# start of Listing

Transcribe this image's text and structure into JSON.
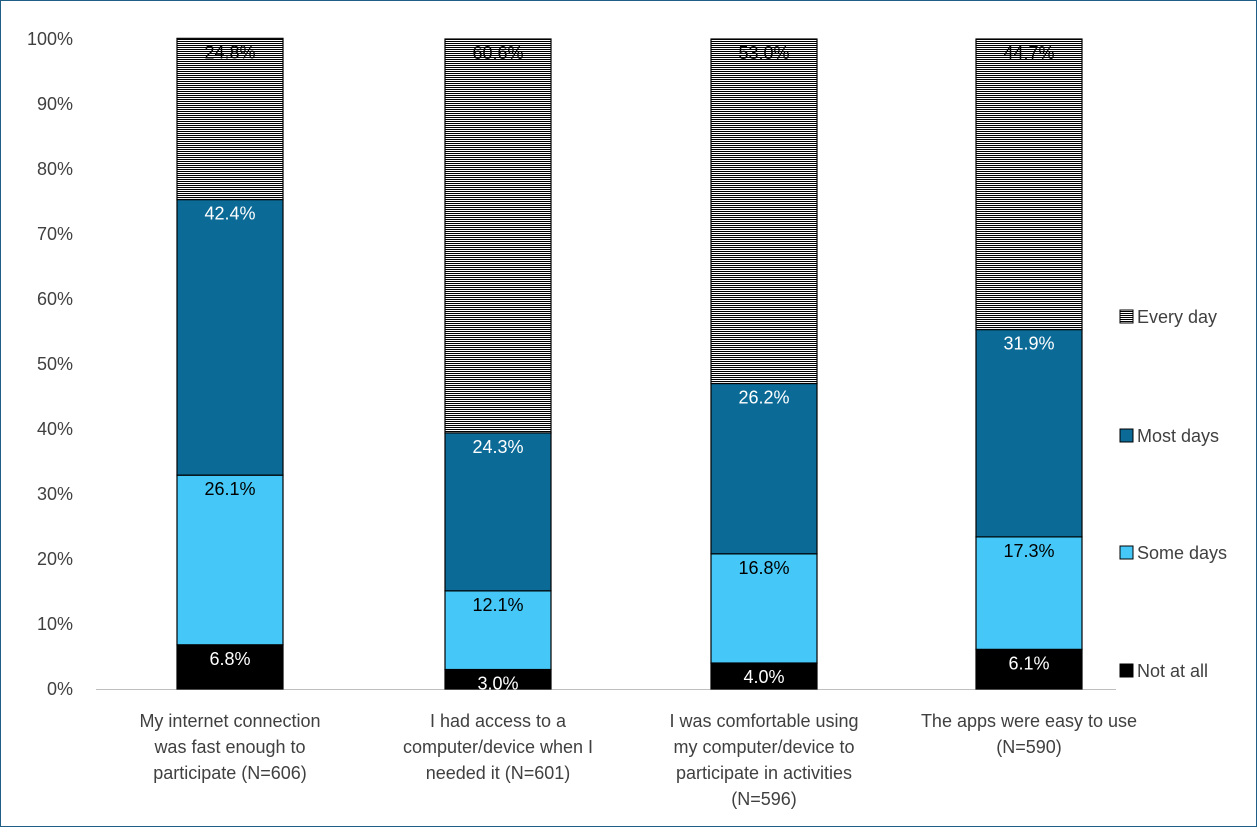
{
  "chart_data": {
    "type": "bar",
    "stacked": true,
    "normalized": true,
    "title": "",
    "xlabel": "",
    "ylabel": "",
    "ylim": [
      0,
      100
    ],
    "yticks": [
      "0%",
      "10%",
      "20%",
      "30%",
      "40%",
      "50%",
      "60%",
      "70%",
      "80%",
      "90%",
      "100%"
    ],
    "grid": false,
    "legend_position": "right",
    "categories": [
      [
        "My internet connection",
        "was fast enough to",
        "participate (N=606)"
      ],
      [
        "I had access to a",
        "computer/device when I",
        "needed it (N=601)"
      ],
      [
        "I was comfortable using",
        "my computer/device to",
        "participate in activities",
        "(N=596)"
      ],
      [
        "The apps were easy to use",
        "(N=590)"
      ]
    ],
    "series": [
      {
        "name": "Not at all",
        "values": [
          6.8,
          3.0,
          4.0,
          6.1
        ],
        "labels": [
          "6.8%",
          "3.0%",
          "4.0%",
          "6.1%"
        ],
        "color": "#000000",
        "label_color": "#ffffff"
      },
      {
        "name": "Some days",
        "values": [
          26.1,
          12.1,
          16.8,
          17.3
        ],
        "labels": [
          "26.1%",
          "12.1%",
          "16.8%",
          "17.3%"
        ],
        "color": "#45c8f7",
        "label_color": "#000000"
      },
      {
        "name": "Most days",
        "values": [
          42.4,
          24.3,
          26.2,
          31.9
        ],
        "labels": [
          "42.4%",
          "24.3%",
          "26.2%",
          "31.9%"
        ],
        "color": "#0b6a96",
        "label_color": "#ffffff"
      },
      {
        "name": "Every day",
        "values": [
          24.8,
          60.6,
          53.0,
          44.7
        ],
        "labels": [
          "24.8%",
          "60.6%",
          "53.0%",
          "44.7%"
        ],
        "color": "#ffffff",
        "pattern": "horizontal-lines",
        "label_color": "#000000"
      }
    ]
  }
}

# end of Listing

**Job:** The listing above needs to be output again exactly. Don't include the pictures.

**Solved exercise:**
Transcribe this image's text and structure into JSON.
{
  "chart_data": {
    "type": "bar",
    "stacked": true,
    "normalized": true,
    "title": "",
    "xlabel": "",
    "ylabel": "",
    "ylim": [
      0,
      100
    ],
    "yticks": [
      "0%",
      "10%",
      "20%",
      "30%",
      "40%",
      "50%",
      "60%",
      "70%",
      "80%",
      "90%",
      "100%"
    ],
    "grid": false,
    "legend_position": "right",
    "categories": [
      [
        "My internet connection",
        "was fast enough to",
        "participate (N=606)"
      ],
      [
        "I had access to a",
        "computer/device when I",
        "needed it (N=601)"
      ],
      [
        "I was comfortable using",
        "my computer/device to",
        "participate in activities",
        "(N=596)"
      ],
      [
        "The apps were easy to use",
        "(N=590)"
      ]
    ],
    "series": [
      {
        "name": "Not at all",
        "values": [
          6.8,
          3.0,
          4.0,
          6.1
        ],
        "labels": [
          "6.8%",
          "3.0%",
          "4.0%",
          "6.1%"
        ],
        "color": "#000000",
        "label_color": "#ffffff"
      },
      {
        "name": "Some days",
        "values": [
          26.1,
          12.1,
          16.8,
          17.3
        ],
        "labels": [
          "26.1%",
          "12.1%",
          "16.8%",
          "17.3%"
        ],
        "color": "#45c8f7",
        "label_color": "#000000"
      },
      {
        "name": "Most days",
        "values": [
          42.4,
          24.3,
          26.2,
          31.9
        ],
        "labels": [
          "42.4%",
          "24.3%",
          "26.2%",
          "31.9%"
        ],
        "color": "#0b6a96",
        "label_color": "#ffffff"
      },
      {
        "name": "Every day",
        "values": [
          24.8,
          60.6,
          53.0,
          44.7
        ],
        "labels": [
          "24.8%",
          "60.6%",
          "53.0%",
          "44.7%"
        ],
        "color": "#ffffff",
        "pattern": "horizontal-lines",
        "label_color": "#000000"
      }
    ]
  }
}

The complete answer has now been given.